▸ Supplied records:
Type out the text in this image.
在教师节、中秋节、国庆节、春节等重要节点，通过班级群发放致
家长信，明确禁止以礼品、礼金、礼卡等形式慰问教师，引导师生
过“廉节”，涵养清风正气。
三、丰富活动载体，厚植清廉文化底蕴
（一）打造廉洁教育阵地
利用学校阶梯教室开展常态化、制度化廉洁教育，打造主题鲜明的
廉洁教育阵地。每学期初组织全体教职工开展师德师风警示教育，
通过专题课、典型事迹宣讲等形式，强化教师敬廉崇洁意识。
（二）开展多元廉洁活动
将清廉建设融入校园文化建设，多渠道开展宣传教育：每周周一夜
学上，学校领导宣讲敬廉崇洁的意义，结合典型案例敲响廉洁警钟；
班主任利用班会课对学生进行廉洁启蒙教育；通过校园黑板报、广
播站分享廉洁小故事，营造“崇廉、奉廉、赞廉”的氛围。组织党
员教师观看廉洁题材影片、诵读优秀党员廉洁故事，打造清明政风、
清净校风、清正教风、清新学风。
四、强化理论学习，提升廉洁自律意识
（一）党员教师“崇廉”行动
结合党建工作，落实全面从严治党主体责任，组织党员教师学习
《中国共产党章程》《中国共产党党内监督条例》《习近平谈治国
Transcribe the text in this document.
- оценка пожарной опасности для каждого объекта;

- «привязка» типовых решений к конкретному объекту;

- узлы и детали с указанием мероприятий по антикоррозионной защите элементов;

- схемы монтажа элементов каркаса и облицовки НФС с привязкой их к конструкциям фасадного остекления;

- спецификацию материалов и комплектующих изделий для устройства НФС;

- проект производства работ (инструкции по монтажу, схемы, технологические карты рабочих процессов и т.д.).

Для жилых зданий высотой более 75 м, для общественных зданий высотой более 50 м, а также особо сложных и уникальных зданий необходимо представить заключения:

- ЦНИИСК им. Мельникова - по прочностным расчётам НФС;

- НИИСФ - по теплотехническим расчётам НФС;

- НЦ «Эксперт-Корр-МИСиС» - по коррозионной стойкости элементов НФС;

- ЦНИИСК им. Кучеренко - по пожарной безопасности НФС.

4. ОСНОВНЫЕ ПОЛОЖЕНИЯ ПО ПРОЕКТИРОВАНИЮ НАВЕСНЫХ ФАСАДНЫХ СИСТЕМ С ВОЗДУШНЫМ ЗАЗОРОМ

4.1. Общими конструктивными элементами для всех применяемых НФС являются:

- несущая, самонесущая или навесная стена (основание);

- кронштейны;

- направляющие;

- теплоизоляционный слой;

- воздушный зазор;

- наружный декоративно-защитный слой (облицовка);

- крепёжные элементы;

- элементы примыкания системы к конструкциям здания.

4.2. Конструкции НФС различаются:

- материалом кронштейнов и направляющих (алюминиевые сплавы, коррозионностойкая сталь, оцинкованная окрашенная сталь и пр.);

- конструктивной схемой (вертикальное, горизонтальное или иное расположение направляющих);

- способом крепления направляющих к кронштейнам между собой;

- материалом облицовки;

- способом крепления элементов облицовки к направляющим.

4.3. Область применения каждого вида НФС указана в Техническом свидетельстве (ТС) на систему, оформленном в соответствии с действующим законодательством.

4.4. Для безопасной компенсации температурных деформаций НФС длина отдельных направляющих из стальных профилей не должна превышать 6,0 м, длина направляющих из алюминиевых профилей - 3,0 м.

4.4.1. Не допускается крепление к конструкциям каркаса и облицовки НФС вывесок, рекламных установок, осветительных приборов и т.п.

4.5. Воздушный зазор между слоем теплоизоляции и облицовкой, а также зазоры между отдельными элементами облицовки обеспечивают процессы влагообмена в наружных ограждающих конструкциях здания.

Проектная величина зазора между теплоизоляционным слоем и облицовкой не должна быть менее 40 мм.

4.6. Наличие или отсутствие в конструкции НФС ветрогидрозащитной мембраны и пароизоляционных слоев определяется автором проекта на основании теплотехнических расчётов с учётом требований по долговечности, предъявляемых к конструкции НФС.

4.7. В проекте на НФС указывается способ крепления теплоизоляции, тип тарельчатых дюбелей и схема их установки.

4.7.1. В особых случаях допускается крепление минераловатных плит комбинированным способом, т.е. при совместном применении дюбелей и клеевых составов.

▸ To be done: Write the data from above out again, exactly.

▸ Task response:
Type out the text in this image.
在教师节、中秋节、国庆节、春节等重要节点，通过班级群发放致
家长信，明确禁止以礼品、礼金、礼卡等形式慰问教师，引导师生
过“廉节”，涵养清风正气。
三、丰富活动载体，厚植清廉文化底蕴
（一）打造廉洁教育阵地
利用学校阶梯教室开展常态化、制度化廉洁教育，打造主题鲜明的
廉洁教育阵地。每学期初组织全体教职工开展师德师风警示教育，
通过专题课、典型事迹宣讲等形式，强化教师敬廉崇洁意识。
（二）开展多元廉洁活动
将清廉建设融入校园文化建设，多渠道开展宣传教育：每周周一夜
学上，学校领导宣讲敬廉崇洁的意义，结合典型案例敲响廉洁警钟；
班主任利用班会课对学生进行廉洁启蒙教育；通过校园黑板报、广
播站分享廉洁小故事，营造“崇廉、奉廉、赞廉”的氛围。组织党
员教师观看廉洁题材影片、诵读优秀党员廉洁故事，打造清明政风、
清净校风、清正教风、清新学风。
四、强化理论学习，提升廉洁自律意识
（一）党员教师“崇廉”行动
结合党建工作，落实全面从严治党主体责任，组织党员教师学习
《中国共产党章程》《中国共产党党内监督条例》《习近平谈治国
Transcribe the text in this document.
- оценка пожарной опасности для каждого объекта;

- «привязка» типовых решений к конкретному объекту;

- узлы и детали с указанием мероприятий по антикоррозионной защите элементов;

- схемы монтажа элементов каркаса и облицовки НФС с привязкой их к конструкциям фасадного остекления;

- спецификацию материалов и комплектующих изделий для устройства НФС;

- проект производства работ (инструкции по монтажу, схемы, технологические карты рабочих процессов и т.д.).

Для жилых зданий высотой более 75 м, для общественных зданий высотой более 50 м, а также особо сложных и уникальных зданий необходимо представить заключения:

- ЦНИИСК им. Мельникова - по прочностным расчётам НФС;

- НИИСФ - по теплотехническим расчётам НФС;

- НЦ «Эксперт-Корр-МИСиС» - по коррозионной стойкости элементов НФС;

- ЦНИИСК им. Кучеренко - по пожарной безопасности НФС.

4. ОСНОВНЫЕ ПОЛОЖЕНИЯ ПО ПРОЕКТИРОВАНИЮ НАВЕСНЫХ ФАСАДНЫХ СИСТЕМ С ВОЗДУШНЫМ ЗАЗОРОМ

4.1. Общими конструктивными элементами для всех применяемых НФС являются:

- несущая, самонесущая или навесная стена (основание);

- кронштейны;

- направляющие;

- теплоизоляционный слой;

- воздушный зазор;

- наружный декоративно-защитный слой (облицовка);

- крепёжные элементы;

- элементы примыкания системы к конструкциям здания.

4.2. Конструкции НФС различаются:

- материалом кронштейнов и направляющих (алюминиевые сплавы, коррозионностойкая сталь, оцинкованная окрашенная сталь и пр.);

- конструктивной схемой (вертикальное, горизонтальное или иное расположение направляющих);

- способом крепления направляющих к кронштейнам между собой;

- материалом облицовки;

- способом крепления элементов облицовки к направляющим.

4.3. Область применения каждого вида НФС указана в Техническом свидетельстве (ТС) на систему, оформленном в соответствии с действующим законодательством.

4.4. Для безопасной компенсации температурных деформаций НФС длина отдельных направляющих из стальных профилей не должна превышать 6,0 м, длина направляющих из алюминиевых профилей - 3,0 м.

4.4.1. Не допускается крепление к конструкциям каркаса и облицовки НФС вывесок, рекламных установок, осветительных приборов и т.п.

4.5. Воздушный зазор между слоем теплоизоляции и облицовкой, а также зазоры между отдельными элементами облицовки обеспечивают процессы влагообмена в наружных ограждающих конструкциях здания.

Проектная величина зазора между теплоизоляционным слоем и облицовкой не должна быть менее 40 мм.

4.6. Наличие или отсутствие в конструкции НФС ветрогидрозащитной мембраны и пароизоляционных слоев определяется автором проекта на основании теплотехнических расчётов с учётом требований по долговечности, предъявляемых к конструкции НФС.

4.7. В проекте на НФС указывается способ крепления теплоизоляции, тип тарельчатых дюбелей и схема их установки.

4.7.1. В особых случаях допускается крепление минераловатных плит комбинированным способом, т.е. при совместном применении дюбелей и клеевых составов.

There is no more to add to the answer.